Instructions to follow: Go through the listing beneath this task and return every line that carries the string "sostanza".

□ □ □ □

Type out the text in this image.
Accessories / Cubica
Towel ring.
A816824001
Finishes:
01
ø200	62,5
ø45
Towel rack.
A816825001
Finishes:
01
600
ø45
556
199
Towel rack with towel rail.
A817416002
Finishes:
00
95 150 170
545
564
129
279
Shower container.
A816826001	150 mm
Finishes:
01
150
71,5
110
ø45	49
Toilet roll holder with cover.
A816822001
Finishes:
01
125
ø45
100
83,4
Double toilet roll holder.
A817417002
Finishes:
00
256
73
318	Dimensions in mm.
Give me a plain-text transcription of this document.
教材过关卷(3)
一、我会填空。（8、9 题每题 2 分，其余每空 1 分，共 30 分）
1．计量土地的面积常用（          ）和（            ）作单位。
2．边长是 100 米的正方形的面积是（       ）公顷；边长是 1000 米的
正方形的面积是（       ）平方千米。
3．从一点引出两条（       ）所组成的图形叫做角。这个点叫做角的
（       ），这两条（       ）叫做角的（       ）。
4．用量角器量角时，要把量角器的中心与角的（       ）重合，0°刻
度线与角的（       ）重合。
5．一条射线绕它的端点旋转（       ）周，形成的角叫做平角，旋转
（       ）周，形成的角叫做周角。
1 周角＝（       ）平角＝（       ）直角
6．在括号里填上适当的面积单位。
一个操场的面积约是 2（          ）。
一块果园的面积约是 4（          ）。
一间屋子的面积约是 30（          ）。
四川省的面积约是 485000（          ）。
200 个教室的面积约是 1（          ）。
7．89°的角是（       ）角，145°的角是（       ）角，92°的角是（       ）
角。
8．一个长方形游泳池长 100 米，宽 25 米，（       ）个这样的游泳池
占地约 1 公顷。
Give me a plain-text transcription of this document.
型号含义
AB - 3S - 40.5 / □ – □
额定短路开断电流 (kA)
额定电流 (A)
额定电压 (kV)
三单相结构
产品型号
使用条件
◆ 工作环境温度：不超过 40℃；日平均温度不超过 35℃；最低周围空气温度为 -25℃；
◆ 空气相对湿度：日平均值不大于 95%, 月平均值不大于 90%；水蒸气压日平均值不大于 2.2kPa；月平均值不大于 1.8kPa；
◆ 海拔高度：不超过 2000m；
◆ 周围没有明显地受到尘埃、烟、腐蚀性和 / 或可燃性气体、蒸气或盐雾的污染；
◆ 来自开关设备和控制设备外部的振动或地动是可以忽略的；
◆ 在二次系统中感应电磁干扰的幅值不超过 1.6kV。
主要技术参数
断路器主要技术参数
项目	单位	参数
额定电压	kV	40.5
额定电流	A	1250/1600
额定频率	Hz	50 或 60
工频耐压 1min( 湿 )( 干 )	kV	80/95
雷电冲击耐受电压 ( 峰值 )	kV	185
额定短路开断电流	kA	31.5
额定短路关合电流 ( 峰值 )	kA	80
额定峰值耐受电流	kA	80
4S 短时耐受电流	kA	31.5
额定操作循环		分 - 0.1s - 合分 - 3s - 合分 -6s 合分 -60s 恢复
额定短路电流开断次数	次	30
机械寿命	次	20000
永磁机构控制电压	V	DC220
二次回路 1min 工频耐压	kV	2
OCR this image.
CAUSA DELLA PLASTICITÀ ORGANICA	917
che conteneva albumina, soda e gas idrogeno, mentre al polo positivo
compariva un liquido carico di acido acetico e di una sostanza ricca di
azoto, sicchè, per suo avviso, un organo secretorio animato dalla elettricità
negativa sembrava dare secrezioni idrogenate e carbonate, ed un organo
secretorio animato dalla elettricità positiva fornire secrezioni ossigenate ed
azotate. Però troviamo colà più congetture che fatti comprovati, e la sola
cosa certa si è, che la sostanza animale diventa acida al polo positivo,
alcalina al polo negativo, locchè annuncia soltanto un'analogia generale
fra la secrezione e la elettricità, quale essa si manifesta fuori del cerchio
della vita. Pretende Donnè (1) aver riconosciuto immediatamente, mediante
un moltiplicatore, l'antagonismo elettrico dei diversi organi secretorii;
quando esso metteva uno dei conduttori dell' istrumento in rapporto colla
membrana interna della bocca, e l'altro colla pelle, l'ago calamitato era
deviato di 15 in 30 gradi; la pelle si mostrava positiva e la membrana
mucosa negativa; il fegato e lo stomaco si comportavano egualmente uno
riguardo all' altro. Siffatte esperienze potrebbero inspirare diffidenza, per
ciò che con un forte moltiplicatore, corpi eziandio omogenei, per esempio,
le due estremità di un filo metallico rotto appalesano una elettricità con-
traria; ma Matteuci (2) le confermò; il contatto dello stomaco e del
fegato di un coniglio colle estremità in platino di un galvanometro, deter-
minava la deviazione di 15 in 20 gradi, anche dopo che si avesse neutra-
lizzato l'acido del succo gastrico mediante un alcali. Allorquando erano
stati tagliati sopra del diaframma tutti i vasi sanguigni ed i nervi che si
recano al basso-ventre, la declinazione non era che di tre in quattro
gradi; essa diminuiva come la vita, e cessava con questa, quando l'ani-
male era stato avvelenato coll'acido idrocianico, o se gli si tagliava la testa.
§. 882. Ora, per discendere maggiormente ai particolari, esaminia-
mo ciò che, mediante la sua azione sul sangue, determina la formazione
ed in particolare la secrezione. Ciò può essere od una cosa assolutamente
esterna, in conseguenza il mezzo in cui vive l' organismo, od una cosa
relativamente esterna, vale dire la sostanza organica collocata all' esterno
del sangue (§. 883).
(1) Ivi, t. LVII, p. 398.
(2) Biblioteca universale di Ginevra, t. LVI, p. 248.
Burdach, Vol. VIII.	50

□ □ □ □

Exercise solution:
compariva un liquido carico di acido acetico e di una sostanza ricca di
cosa certa si è, che la sostanza animale diventa acida al polo positivo,
relativamente esterna, vale dire la sostanza organica collocata all' esterno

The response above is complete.